■ Work required: Drop the pictures, then extract the listing word for word.
— Start Input material —
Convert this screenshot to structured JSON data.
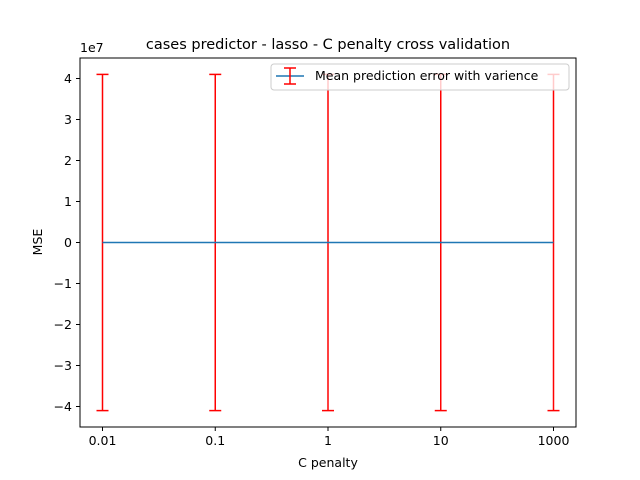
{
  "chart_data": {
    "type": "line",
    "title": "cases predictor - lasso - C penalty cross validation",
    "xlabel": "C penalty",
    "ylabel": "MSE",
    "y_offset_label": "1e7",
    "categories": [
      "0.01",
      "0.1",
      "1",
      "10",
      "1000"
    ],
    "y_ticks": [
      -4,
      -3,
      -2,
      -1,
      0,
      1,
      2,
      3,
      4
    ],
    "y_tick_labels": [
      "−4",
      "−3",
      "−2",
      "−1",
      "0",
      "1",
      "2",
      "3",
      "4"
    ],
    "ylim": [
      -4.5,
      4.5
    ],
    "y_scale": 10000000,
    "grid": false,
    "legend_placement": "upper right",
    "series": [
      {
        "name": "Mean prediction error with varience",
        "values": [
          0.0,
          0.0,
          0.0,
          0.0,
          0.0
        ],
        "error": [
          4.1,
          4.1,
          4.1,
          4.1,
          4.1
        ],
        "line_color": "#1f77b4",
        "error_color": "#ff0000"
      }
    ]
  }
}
— End Input material —
■ Result of this exercise:
Convert this screenshot to structured JSON data.
{
  "chart_data": {
    "type": "line",
    "title": "cases predictor - lasso - C penalty cross validation",
    "xlabel": "C penalty",
    "ylabel": "MSE",
    "y_offset_label": "1e7",
    "categories": [
      "0.01",
      "0.1",
      "1",
      "10",
      "1000"
    ],
    "y_ticks": [
      -4,
      -3,
      -2,
      -1,
      0,
      1,
      2,
      3,
      4
    ],
    "y_tick_labels": [
      "−4",
      "−3",
      "−2",
      "−1",
      "0",
      "1",
      "2",
      "3",
      "4"
    ],
    "ylim": [
      -4.5,
      4.5
    ],
    "y_scale": 10000000,
    "grid": false,
    "legend_placement": "upper right",
    "series": [
      {
        "name": "Mean prediction error with varience",
        "values": [
          0.0,
          0.0,
          0.0,
          0.0,
          0.0
        ],
        "error": [
          4.1,
          4.1,
          4.1,
          4.1,
          4.1
        ],
        "line_color": "#1f77b4",
        "error_color": "#ff0000"
      }
    ]
  }
}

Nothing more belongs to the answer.